## BEGIN INFORMATION SHOWN
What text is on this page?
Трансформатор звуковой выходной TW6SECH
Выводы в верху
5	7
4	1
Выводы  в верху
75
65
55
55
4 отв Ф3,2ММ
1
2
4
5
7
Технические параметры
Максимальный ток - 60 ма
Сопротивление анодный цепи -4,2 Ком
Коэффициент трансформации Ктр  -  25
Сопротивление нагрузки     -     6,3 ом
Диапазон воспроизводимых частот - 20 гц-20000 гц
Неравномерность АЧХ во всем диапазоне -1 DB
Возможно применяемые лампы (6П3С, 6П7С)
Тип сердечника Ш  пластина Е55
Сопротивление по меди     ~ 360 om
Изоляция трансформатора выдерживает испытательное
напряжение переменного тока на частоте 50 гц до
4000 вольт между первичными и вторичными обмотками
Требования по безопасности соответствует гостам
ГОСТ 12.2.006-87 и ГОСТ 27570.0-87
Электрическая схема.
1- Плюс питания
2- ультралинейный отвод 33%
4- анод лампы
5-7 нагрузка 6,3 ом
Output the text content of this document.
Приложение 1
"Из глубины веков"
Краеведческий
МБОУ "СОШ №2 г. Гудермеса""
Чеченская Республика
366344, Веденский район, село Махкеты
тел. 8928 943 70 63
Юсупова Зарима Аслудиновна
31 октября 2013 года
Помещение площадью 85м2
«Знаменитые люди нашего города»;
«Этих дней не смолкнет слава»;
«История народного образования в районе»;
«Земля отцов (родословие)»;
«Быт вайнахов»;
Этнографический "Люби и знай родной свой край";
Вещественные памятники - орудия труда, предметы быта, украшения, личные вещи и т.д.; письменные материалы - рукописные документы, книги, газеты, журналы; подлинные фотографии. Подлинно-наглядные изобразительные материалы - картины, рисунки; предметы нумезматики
## END INFORMATION SHOWN
WRITTEN EXERCISE >> Check each line of the records above for "text", and copy those that have it.

COMPLETE OUTPUT >>
What text is on this page?
Output the text content of this document.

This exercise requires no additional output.